DATASET RECORDS:
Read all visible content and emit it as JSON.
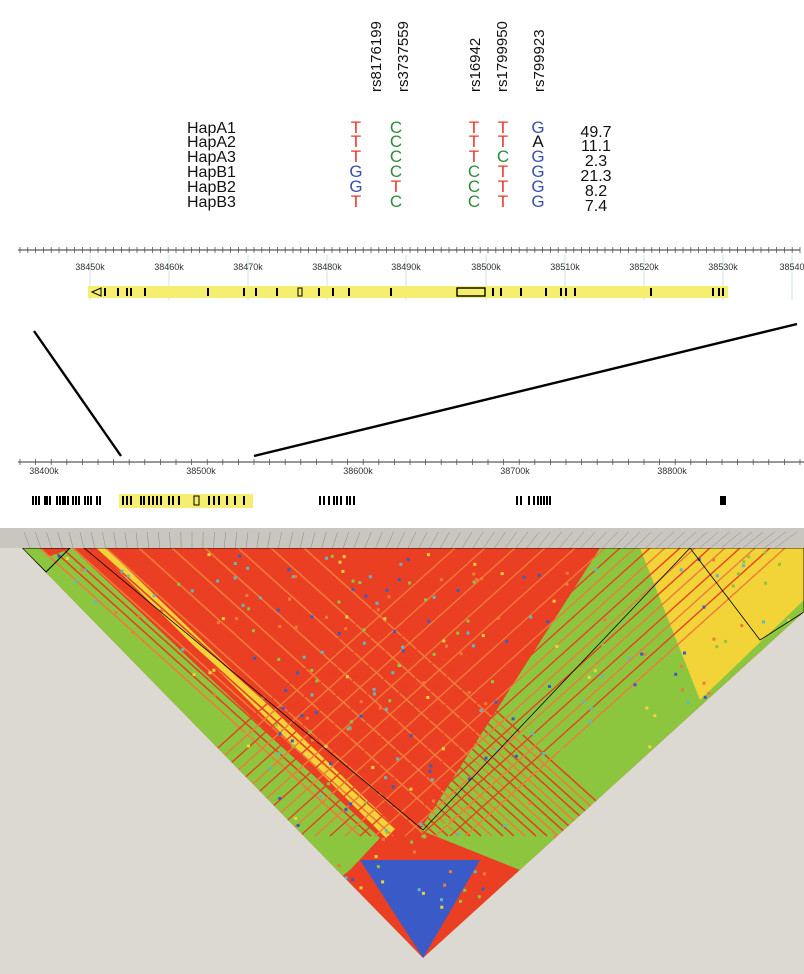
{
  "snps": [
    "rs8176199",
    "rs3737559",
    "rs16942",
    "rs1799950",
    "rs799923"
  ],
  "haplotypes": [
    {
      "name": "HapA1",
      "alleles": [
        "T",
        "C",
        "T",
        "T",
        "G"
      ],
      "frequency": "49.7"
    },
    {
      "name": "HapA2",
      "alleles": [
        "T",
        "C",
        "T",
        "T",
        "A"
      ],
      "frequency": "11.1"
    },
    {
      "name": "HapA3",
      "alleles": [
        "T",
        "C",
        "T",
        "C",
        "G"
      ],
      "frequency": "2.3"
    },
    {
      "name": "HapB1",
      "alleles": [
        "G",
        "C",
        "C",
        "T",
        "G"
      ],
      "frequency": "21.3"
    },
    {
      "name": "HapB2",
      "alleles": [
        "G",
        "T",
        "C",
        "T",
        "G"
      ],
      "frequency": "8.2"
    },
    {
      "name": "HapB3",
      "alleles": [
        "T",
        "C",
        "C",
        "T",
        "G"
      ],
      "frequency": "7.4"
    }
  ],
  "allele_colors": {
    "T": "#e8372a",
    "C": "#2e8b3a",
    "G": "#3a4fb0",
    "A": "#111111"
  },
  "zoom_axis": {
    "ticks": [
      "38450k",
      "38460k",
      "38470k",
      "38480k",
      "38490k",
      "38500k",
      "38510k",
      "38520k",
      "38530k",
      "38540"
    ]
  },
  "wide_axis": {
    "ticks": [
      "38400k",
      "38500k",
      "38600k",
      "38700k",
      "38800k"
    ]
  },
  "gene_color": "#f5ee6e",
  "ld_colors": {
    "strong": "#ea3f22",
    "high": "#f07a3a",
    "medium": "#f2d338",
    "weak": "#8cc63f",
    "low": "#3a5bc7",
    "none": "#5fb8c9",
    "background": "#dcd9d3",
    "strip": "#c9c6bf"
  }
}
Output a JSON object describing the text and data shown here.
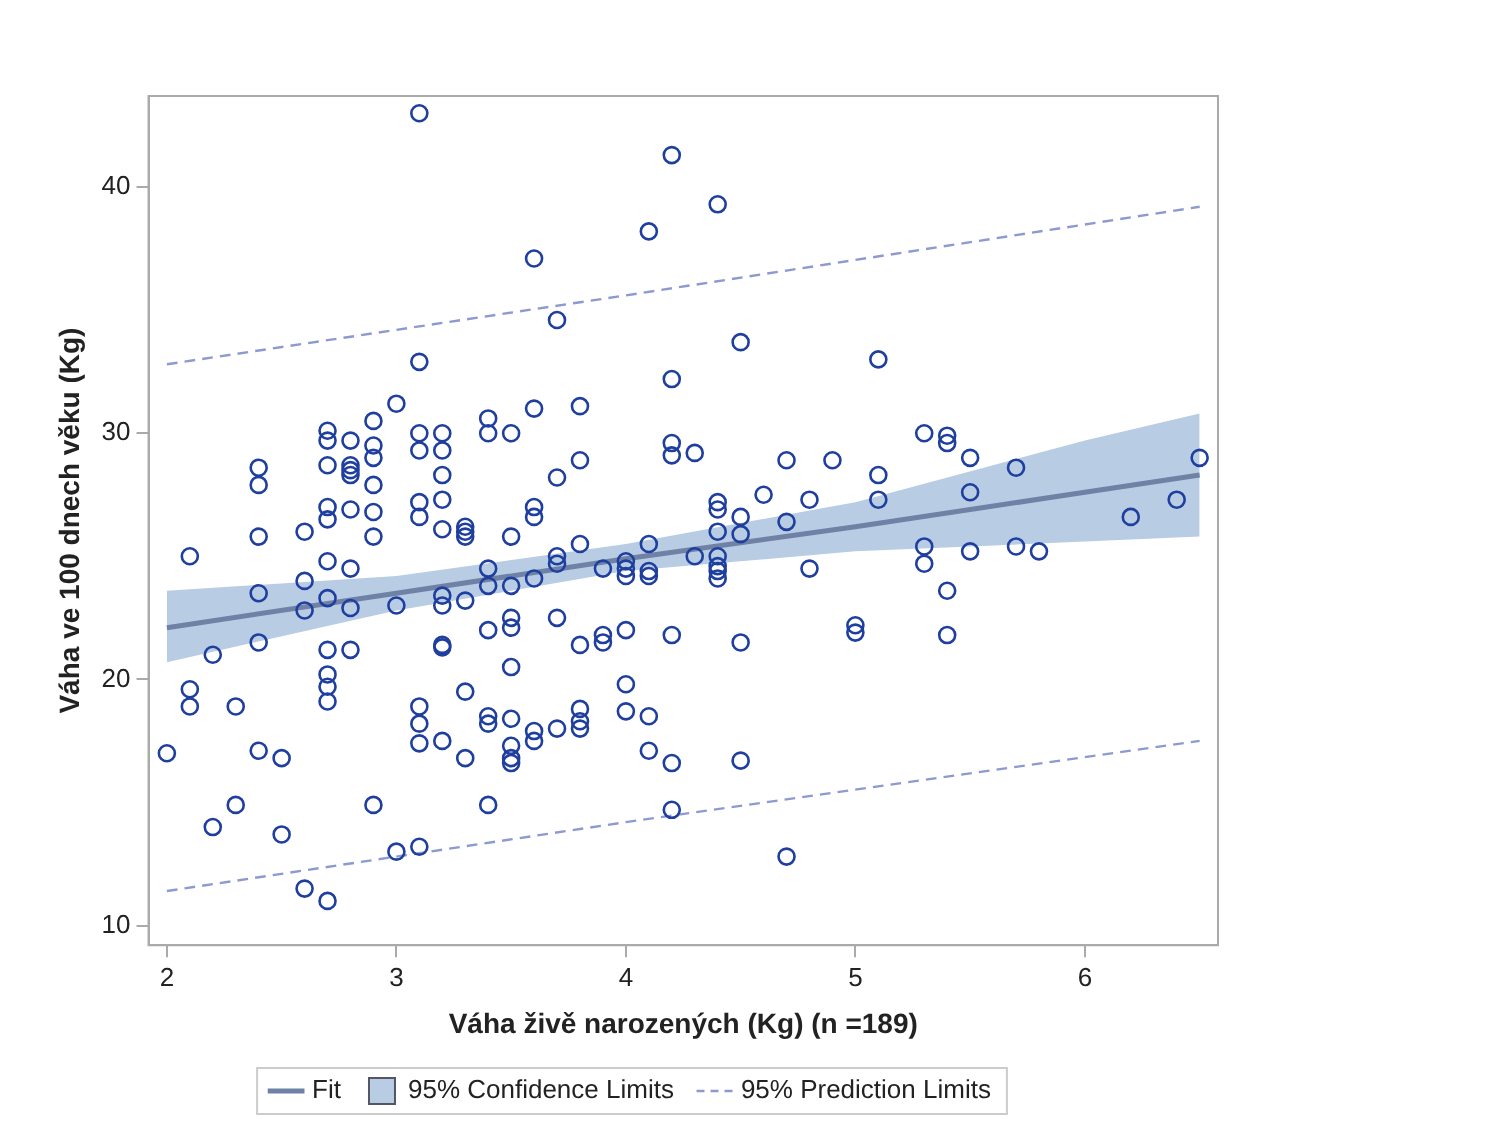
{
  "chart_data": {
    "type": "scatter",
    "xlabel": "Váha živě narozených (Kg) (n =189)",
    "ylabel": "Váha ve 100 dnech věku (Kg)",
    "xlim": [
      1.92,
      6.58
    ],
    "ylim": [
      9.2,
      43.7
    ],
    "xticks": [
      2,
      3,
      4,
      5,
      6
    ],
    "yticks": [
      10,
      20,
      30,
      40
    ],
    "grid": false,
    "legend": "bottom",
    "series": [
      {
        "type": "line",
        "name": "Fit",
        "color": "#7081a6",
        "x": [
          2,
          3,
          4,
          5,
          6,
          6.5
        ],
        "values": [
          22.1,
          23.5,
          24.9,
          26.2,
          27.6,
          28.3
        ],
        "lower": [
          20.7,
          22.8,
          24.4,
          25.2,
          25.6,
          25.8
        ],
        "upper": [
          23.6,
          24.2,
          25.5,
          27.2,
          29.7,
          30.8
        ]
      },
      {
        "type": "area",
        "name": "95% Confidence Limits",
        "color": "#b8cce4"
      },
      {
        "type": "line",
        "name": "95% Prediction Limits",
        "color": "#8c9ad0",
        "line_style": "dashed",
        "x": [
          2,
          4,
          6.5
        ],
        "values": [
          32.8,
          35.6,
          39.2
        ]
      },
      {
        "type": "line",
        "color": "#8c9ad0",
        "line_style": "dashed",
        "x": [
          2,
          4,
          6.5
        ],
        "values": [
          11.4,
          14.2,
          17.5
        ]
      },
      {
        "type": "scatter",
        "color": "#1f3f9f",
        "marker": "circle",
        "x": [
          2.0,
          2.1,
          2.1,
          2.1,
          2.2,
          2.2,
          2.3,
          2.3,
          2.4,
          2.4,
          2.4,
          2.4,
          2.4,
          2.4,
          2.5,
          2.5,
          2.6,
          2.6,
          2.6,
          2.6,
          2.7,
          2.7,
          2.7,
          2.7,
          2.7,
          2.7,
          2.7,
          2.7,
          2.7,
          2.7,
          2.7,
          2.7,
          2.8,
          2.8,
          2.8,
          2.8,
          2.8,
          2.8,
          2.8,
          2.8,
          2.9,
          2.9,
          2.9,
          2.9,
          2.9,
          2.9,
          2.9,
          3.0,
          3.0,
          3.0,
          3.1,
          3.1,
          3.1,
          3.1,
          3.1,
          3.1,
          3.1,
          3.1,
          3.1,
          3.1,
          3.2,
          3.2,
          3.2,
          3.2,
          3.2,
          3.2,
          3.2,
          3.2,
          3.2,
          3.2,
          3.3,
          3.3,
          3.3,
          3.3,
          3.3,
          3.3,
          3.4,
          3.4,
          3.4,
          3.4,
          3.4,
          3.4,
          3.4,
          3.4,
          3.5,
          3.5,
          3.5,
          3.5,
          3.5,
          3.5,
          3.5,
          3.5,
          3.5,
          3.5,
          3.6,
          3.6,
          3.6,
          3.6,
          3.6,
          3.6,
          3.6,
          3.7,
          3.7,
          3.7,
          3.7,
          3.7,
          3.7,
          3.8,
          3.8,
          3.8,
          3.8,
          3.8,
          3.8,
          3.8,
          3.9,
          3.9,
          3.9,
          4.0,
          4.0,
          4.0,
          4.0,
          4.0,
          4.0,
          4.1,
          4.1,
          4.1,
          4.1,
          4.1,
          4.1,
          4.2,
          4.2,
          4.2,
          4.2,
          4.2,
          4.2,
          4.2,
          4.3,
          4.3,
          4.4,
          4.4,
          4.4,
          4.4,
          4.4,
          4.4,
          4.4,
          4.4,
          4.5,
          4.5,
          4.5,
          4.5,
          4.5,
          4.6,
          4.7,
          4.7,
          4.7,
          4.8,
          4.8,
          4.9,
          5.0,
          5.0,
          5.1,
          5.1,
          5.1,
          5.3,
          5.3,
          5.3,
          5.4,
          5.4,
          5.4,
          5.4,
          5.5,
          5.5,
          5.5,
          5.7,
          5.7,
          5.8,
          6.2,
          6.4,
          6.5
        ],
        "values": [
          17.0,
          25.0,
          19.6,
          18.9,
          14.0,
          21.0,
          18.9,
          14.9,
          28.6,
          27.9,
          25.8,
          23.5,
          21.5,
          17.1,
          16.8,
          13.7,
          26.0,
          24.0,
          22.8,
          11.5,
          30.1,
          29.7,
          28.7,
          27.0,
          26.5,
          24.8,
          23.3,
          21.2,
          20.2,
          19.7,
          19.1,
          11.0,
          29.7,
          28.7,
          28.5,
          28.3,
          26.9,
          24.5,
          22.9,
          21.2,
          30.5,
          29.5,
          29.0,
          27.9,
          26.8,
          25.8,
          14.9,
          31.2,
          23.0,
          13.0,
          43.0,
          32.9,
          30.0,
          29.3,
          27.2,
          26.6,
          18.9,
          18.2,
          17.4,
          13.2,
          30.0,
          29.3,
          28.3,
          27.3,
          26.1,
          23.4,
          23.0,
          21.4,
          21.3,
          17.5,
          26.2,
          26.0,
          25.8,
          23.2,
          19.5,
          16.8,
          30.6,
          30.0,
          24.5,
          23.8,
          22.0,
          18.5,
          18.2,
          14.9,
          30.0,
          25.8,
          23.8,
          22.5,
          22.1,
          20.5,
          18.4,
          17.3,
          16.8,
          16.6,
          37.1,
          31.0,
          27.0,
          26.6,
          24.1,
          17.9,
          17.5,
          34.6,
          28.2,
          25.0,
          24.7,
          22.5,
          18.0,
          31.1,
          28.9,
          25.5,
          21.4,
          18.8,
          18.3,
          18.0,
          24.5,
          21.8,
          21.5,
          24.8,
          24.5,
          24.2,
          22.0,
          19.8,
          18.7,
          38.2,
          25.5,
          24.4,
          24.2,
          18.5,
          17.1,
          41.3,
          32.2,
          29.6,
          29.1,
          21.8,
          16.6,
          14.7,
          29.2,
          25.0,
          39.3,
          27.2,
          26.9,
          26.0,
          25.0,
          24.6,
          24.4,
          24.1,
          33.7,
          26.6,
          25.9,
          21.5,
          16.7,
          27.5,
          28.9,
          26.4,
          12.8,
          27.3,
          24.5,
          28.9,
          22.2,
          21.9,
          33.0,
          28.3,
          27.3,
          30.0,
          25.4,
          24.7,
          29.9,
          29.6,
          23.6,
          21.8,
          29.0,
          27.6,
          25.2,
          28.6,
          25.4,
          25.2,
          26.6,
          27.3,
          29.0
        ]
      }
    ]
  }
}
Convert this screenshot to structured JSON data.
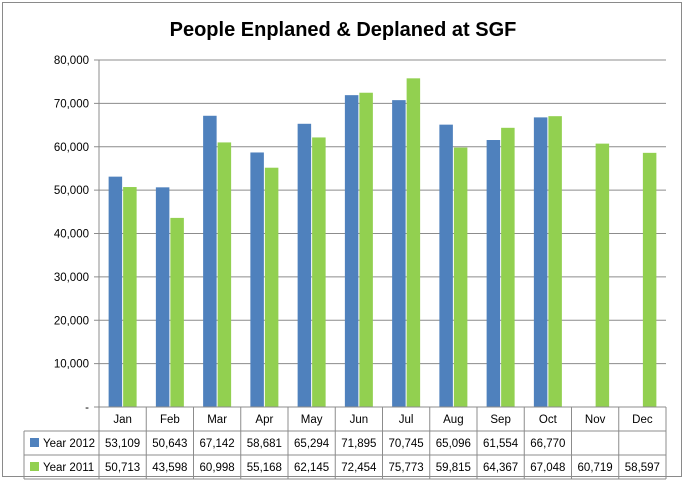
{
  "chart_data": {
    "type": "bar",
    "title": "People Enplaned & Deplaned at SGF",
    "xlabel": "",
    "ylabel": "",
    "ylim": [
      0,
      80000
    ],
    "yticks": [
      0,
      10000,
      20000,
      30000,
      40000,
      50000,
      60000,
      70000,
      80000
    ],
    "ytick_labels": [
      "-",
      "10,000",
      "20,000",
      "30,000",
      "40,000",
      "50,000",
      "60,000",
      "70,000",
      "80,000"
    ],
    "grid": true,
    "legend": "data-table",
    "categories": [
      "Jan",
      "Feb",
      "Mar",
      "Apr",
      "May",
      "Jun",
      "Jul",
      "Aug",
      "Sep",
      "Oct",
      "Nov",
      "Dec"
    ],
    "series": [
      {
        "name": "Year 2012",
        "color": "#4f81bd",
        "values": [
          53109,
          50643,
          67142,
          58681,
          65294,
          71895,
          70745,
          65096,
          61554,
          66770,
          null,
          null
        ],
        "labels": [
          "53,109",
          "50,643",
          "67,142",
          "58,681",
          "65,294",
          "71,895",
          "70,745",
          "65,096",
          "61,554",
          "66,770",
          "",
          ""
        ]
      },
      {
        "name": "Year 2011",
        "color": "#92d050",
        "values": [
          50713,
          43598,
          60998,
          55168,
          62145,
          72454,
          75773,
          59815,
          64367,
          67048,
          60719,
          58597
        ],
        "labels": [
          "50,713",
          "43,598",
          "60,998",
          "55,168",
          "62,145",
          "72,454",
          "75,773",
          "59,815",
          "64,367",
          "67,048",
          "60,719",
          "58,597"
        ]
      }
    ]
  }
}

WRITTEN TASK: What is the number of lines in the records above that include the word "Váha"? Reply with that number and nothing more.

EXERCISE ANSWER: 2